Record set:
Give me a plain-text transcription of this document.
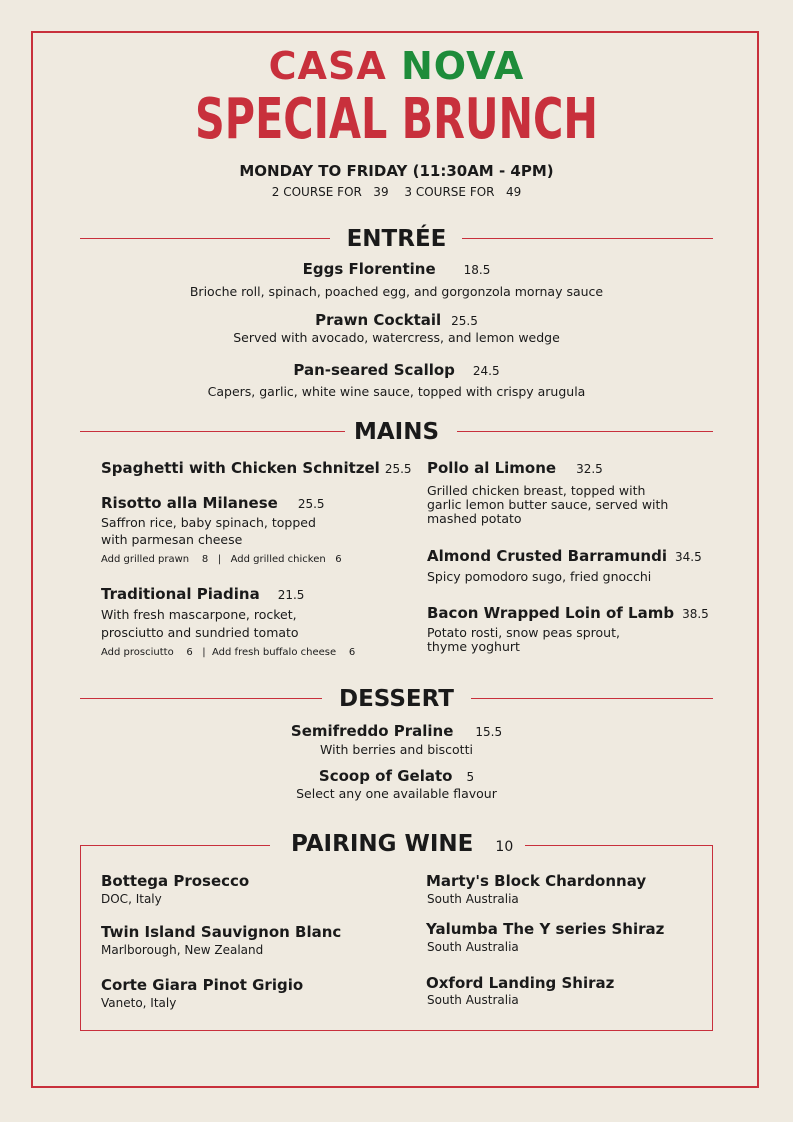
CASA NOVA
SPECIAL BRUNCH
MONDAY TO FRIDAY (11:30AM - 4PM)
2 COURSE FOR   39 3 COURSE FOR   49
ENTRÉE
Eggs Florentine 18.5
Brioche roll, spinach, poached egg, and gorgonzola mornay sauce
Prawn Cocktail 25.5
Served with avocado, watercress, and lemon wedge
Pan-seared Scallop 24.5
Capers, garlic, white wine sauce, topped with crispy arugula
MAINS
Spaghetti with Chicken Schnitzel 25.5
Risotto alla Milanese 25.5
Saffron rice, baby spinach, topped
with parmesan cheese
Add grilled prawn    8   |   Add grilled chicken   6
Traditional Piadina 21.5
With fresh mascarpone, rocket,
prosciutto and sundried tomato
Add prosciutto    6   |  Add fresh buffalo cheese    6
Pollo al Limone 32.5
Grilled chicken breast, topped with
garlic lemon butter sauce, served with
mashed potato
Almond Crusted Barramundi 34.5
Spicy pomodoro sugo, fried gnocchi
Bacon Wrapped Loin of Lamb 38.5
Potato rosti, snow peas sprout,
thyme yoghurt
DESSERT
Semifreddo Praline 15.5
With berries and biscotti
Scoop of Gelato 5
Select any one available flavour
PAIRING WINE 10
Bottega Prosecco
DOC, Italy
Twin Island Sauvignon Blanc
Marlborough, New Zealand
Corte Giara Pinot Grigio
Vaneto, Italy
Marty's Block Chardonnay
South Australia
Yalumba The Y series Shiraz
South Australia
Oxford Landing Shiraz
South Australia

Task:
Return all of the entries word for word, but omit the pictures.

Output:
Give me a plain-text transcription of this document.
CASA NOVA
SPECIAL BRUNCH
MONDAY TO FRIDAY (11:30AM - 4PM)
2 COURSE FOR   39 3 COURSE FOR   49
ENTRÉE
Eggs Florentine 18.5
Brioche roll, spinach, poached egg, and gorgonzola mornay sauce
Prawn Cocktail 25.5
Served with avocado, watercress, and lemon wedge
Pan-seared Scallop 24.5
Capers, garlic, white wine sauce, topped with crispy arugula
MAINS
Spaghetti with Chicken Schnitzel 25.5
Risotto alla Milanese 25.5
Saffron rice, baby spinach, topped
with parmesan cheese
Add grilled prawn    8   |   Add grilled chicken   6
Traditional Piadina 21.5
With fresh mascarpone, rocket,
prosciutto and sundried tomato
Add prosciutto    6   |  Add fresh buffalo cheese    6
Pollo al Limone 32.5
Grilled chicken breast, topped with
garlic lemon butter sauce, served with
mashed potato
Almond Crusted Barramundi 34.5
Spicy pomodoro sugo, fried gnocchi
Bacon Wrapped Loin of Lamb 38.5
Potato rosti, snow peas sprout,
thyme yoghurt
DESSERT
Semifreddo Praline 15.5
With berries and biscotti
Scoop of Gelato 5
Select any one available flavour
PAIRING WINE 10
Bottega Prosecco
DOC, Italy
Twin Island Sauvignon Blanc
Marlborough, New Zealand
Corte Giara Pinot Grigio
Vaneto, Italy
Marty's Block Chardonnay
South Australia
Yalumba The Y series Shiraz
South Australia
Oxford Landing Shiraz
South Australia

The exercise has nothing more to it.